*Goal*. Word for word, restate every line of the listing that follows.
== The records ==
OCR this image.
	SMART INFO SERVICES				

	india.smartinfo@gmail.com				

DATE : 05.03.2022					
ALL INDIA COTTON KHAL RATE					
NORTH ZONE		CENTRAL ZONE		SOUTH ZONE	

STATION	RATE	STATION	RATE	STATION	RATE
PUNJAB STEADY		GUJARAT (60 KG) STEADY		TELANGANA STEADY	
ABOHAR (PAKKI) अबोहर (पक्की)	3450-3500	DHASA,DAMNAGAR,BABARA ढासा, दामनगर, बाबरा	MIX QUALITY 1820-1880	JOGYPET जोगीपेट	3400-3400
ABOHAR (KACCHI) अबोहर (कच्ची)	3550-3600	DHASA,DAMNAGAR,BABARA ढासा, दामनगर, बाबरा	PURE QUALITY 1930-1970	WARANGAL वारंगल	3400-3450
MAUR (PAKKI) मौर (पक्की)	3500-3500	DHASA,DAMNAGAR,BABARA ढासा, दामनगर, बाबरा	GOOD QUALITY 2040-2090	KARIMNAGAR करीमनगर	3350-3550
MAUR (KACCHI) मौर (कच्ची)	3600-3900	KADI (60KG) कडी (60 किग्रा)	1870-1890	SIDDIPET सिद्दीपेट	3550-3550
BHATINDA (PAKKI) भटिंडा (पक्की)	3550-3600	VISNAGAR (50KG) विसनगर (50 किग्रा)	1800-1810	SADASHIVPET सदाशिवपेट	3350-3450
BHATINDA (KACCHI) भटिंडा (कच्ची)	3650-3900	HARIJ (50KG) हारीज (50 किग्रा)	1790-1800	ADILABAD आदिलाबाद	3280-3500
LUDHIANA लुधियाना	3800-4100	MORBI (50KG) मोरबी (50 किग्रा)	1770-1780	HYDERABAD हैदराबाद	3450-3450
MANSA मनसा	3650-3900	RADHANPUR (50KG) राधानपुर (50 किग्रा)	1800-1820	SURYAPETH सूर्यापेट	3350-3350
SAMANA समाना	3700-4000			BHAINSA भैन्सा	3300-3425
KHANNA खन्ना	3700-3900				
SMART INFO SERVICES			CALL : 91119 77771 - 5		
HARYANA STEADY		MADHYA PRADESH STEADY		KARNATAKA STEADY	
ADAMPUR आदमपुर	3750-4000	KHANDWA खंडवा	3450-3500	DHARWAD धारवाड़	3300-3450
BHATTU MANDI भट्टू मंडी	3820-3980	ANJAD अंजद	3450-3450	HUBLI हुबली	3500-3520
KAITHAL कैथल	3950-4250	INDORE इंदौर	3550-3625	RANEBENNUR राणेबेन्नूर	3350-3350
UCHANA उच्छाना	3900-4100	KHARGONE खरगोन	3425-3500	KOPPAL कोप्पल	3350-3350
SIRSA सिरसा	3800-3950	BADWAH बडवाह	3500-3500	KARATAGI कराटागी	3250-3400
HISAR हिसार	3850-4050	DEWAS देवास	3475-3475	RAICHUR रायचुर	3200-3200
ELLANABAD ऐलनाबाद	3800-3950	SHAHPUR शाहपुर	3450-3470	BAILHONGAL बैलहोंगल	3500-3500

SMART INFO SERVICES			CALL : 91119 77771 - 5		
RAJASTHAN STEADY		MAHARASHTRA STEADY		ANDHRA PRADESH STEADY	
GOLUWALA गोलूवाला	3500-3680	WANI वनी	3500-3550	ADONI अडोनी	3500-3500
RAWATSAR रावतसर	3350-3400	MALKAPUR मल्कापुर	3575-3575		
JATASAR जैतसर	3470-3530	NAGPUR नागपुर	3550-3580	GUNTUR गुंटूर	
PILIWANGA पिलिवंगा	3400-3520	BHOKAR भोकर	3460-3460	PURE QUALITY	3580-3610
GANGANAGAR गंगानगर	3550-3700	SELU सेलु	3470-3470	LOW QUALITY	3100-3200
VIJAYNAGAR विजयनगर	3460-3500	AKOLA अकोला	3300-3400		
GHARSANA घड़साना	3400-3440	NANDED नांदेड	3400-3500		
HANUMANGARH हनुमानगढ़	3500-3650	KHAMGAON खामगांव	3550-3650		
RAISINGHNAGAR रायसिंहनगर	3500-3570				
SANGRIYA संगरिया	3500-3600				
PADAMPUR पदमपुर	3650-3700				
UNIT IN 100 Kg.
===
*Task answer*.
OCR this image.
	SMART INFO SERVICES				

	india.smartinfo@gmail.com				

DATE : 05.03.2022					
ALL INDIA COTTON KHAL RATE					
NORTH ZONE		CENTRAL ZONE		SOUTH ZONE	

STATION	RATE	STATION	RATE	STATION	RATE
PUNJAB STEADY		GUJARAT (60 KG) STEADY		TELANGANA STEADY	
ABOHAR (PAKKI) अबोहर (पक्की)	3450-3500	DHASA,DAMNAGAR,BABARA ढासा, दामनगर, बाबरा	MIX QUALITY 1820-1880	JOGYPET जोगीपेट	3400-3400
ABOHAR (KACCHI) अबोहर (कच्ची)	3550-3600	DHASA,DAMNAGAR,BABARA ढासा, दामनगर, बाबरा	PURE QUALITY 1930-1970	WARANGAL वारंगल	3400-3450
MAUR (PAKKI) मौर (पक्की)	3500-3500	DHASA,DAMNAGAR,BABARA ढासा, दामनगर, बाबरा	GOOD QUALITY 2040-2090	KARIMNAGAR करीमनगर	3350-3550
MAUR (KACCHI) मौर (कच्ची)	3600-3900	KADI (60KG) कडी (60 किग्रा)	1870-1890	SIDDIPET सिद्दीपेट	3550-3550
BHATINDA (PAKKI) भटिंडा (पक्की)	3550-3600	VISNAGAR (50KG) विसनगर (50 किग्रा)	1800-1810	SADASHIVPET सदाशिवपेट	3350-3450
BHATINDA (KACCHI) भटिंडा (कच्ची)	3650-3900	HARIJ (50KG) हारीज (50 किग्रा)	1790-1800	ADILABAD आदिलाबाद	3280-3500
LUDHIANA लुधियाना	3800-4100	MORBI (50KG) मोरबी (50 किग्रा)	1770-1780	HYDERABAD हैदराबाद	3450-3450
MANSA मनसा	3650-3900	RADHANPUR (50KG) राधानपुर (50 किग्रा)	1800-1820	SURYAPETH सूर्यापेट	3350-3350
SAMANA समाना	3700-4000			BHAINSA भैन्सा	3300-3425
KHANNA खन्ना	3700-3900				
SMART INFO SERVICES			CALL : 91119 77771 - 5		
HARYANA STEADY		MADHYA PRADESH STEADY		KARNATAKA STEADY	
ADAMPUR आदमपुर	3750-4000	KHANDWA खंडवा	3450-3500	DHARWAD धारवाड़	3300-3450
BHATTU MANDI भट्टू मंडी	3820-3980	ANJAD अंजद	3450-3450	HUBLI हुबली	3500-3520
KAITHAL कैथल	3950-4250	INDORE इंदौर	3550-3625	RANEBENNUR राणेबेन्नूर	3350-3350
UCHANA उच्छाना	3900-4100	KHARGONE खरगोन	3425-3500	KOPPAL कोप्पल	3350-3350
SIRSA सिरसा	3800-3950	BADWAH बडवाह	3500-3500	KARATAGI कराटागी	3250-3400
HISAR हिसार	3850-4050	DEWAS देवास	3475-3475	RAICHUR रायचुर	3200-3200
ELLANABAD ऐलनाबाद	3800-3950	SHAHPUR शाहपुर	3450-3470	BAILHONGAL बैलहोंगल	3500-3500

SMART INFO SERVICES			CALL : 91119 77771 - 5		
RAJASTHAN STEADY		MAHARASHTRA STEADY		ANDHRA PRADESH STEADY	
GOLUWALA गोलूवाला	3500-3680	WANI वनी	3500-3550	ADONI अडोनी	3500-3500
RAWATSAR रावतसर	3350-3400	MALKAPUR मल्कापुर	3575-3575		
JATASAR जैतसर	3470-3530	NAGPUR नागपुर	3550-3580	GUNTUR गुंटूर	
PILIWANGA पिलिवंगा	3400-3520	BHOKAR भोकर	3460-3460	PURE QUALITY	3580-3610
GANGANAGAR गंगानगर	3550-3700	SELU सेलु	3470-3470	LOW QUALITY	3100-3200
VIJAYNAGAR विजयनगर	3460-3500	AKOLA अकोला	3300-3400		
GHARSANA घड़साना	3400-3440	NANDED नांदेड	3400-3500		
HANUMANGARH हनुमानगढ़	3500-3650	KHAMGAON खामगांव	3550-3650		
RAISINGHNAGAR रायसिंहनगर	3500-3570				
SANGRIYA संगरिया	3500-3600				
PADAMPUR पदमपुर	3650-3700				
UNIT IN 100 Kg.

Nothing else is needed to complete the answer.